◆ REQUEST ◆
Copy out the rows from the line with "Element localization: list" to the line with "input-field[interactable]: 69.31015622455502 [249,311,438,335]", both included, word for word.

◆ SUPPLIED RECORDS ◆
◇ ◇ ◇
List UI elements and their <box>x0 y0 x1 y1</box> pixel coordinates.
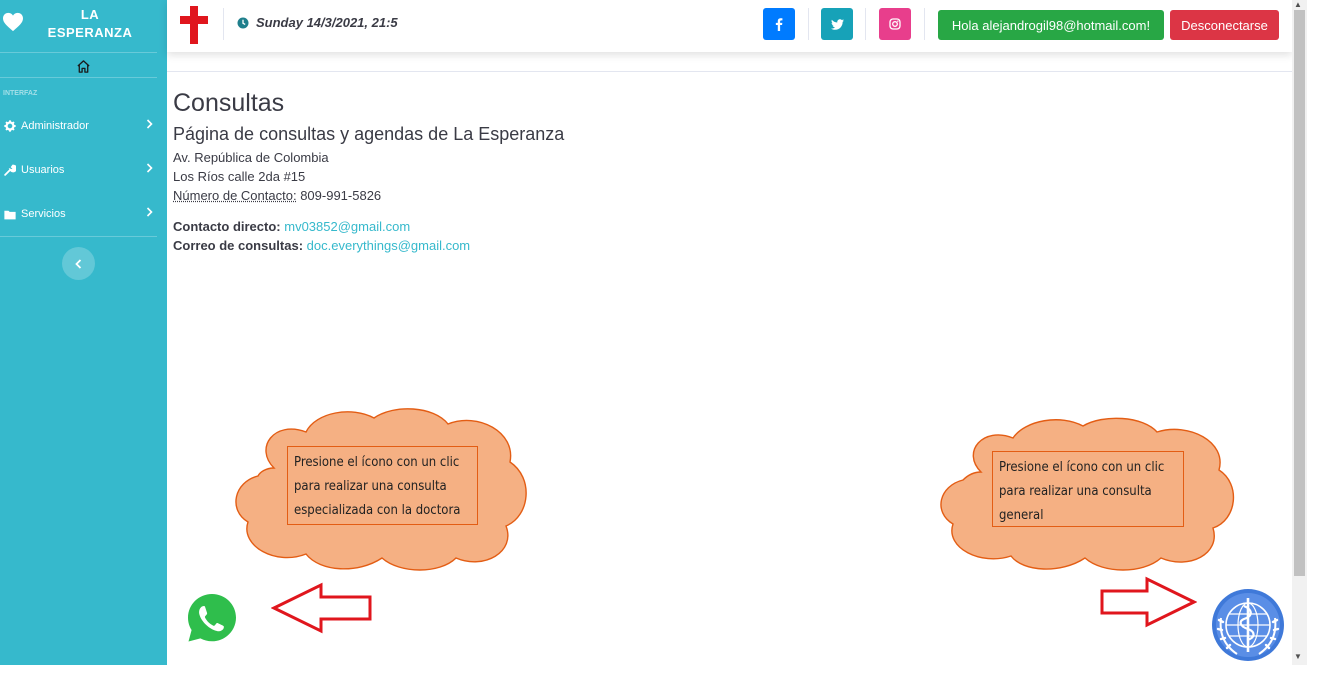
◇ ◇ ◇
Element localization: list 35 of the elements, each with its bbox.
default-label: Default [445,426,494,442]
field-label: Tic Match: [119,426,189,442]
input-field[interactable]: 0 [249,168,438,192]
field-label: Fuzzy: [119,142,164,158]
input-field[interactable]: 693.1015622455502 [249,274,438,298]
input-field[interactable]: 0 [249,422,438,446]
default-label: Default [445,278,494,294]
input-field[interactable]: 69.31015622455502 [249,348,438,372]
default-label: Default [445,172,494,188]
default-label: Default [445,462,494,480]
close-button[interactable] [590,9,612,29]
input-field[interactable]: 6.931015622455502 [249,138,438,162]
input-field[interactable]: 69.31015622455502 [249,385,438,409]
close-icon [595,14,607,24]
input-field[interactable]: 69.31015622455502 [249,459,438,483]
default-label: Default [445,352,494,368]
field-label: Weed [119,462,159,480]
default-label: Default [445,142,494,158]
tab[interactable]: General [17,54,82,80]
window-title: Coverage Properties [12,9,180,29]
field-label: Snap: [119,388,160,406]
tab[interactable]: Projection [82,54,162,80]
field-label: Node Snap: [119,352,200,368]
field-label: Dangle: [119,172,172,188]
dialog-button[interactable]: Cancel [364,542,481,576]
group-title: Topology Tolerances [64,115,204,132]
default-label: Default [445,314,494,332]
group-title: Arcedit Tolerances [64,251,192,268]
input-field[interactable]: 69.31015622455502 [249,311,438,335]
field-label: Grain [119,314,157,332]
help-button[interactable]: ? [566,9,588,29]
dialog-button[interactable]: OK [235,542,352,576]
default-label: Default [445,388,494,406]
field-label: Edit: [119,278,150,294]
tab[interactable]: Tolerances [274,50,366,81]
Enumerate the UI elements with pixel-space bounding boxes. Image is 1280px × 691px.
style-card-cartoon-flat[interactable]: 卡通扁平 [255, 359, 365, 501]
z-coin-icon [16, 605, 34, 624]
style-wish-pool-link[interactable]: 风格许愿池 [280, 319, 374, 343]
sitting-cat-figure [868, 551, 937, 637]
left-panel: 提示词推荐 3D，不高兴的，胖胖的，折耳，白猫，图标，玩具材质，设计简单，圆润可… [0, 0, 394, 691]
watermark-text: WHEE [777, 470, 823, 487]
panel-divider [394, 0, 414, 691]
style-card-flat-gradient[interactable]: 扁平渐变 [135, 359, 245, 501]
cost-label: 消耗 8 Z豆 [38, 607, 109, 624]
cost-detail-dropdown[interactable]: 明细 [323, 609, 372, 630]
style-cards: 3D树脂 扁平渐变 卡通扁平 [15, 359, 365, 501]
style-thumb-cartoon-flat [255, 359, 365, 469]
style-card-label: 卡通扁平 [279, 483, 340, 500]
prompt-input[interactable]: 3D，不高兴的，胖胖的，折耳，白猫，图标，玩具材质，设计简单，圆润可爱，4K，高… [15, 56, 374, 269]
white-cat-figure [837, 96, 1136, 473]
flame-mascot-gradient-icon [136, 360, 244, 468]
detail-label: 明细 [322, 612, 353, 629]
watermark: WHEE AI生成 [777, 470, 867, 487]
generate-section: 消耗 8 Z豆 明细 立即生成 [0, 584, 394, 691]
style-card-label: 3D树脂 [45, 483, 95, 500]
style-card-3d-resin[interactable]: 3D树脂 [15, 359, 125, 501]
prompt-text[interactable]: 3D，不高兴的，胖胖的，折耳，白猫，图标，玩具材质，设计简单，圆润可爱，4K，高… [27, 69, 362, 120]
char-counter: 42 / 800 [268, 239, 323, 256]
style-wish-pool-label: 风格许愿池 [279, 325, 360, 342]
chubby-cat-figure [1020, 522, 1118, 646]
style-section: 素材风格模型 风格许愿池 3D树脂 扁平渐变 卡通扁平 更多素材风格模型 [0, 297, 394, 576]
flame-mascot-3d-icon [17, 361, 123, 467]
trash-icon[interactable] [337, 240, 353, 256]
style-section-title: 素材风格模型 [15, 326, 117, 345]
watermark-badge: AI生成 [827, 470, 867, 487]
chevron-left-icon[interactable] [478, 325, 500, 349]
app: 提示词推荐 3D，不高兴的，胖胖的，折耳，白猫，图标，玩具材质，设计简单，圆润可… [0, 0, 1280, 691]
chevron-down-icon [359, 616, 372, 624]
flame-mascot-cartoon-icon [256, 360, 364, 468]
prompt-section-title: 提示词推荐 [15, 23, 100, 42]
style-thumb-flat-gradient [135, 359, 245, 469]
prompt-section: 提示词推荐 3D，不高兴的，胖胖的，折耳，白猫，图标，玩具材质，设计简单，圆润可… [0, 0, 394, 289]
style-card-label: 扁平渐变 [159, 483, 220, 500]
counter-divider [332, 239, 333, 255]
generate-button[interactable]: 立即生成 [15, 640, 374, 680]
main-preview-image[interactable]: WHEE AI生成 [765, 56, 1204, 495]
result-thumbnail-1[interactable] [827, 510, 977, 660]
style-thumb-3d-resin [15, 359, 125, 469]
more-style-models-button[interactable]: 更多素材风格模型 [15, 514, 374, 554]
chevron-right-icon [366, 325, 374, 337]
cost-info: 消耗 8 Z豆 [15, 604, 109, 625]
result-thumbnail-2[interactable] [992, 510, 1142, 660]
◇ ◇ ◇
◆ RESPONSE TO THE EXERCISE ◆
Element localization: list 35 of the elements, each with its bbox.
default-label: Default [445,426,494,442]
field-label: Tic Match: [119,426,189,442]
input-field[interactable]: 0 [249,168,438,192]
field-label: Fuzzy: [119,142,164,158]
input-field[interactable]: 693.1015622455502 [249,274,438,298]
input-field[interactable]: 0 [249,422,438,446]
default-label: Default [445,278,494,294]
input-field[interactable]: 69.31015622455502 [249,348,438,372]
default-label: Default [445,172,494,188]
default-label: Default [445,462,494,480]
close-button[interactable] [590,9,612,29]
input-field[interactable]: 6.931015622455502 [249,138,438,162]
input-field[interactable]: 69.31015622455502 [249,385,438,409]
close-icon [595,14,607,24]
input-field[interactable]: 69.31015622455502 [249,459,438,483]
default-label: Default [445,352,494,368]
field-label: Weed [119,462,159,480]
default-label: Default [445,142,494,158]
tab[interactable]: General [17,54,82,80]
window-title: Coverage Properties [12,9,180,29]
field-label: Snap: [119,388,160,406]
tab[interactable]: Projection [82,54,162,80]
field-label: Node Snap: [119,352,200,368]
field-label: Dangle: [119,172,172,188]
dialog-button[interactable]: Cancel [364,542,481,576]
group-title: Topology Tolerances [64,115,204,132]
default-label: Default [445,314,494,332]
group-title: Arcedit Tolerances [64,251,192,268]
input-field[interactable]: 69.31015622455502 [249,311,438,335]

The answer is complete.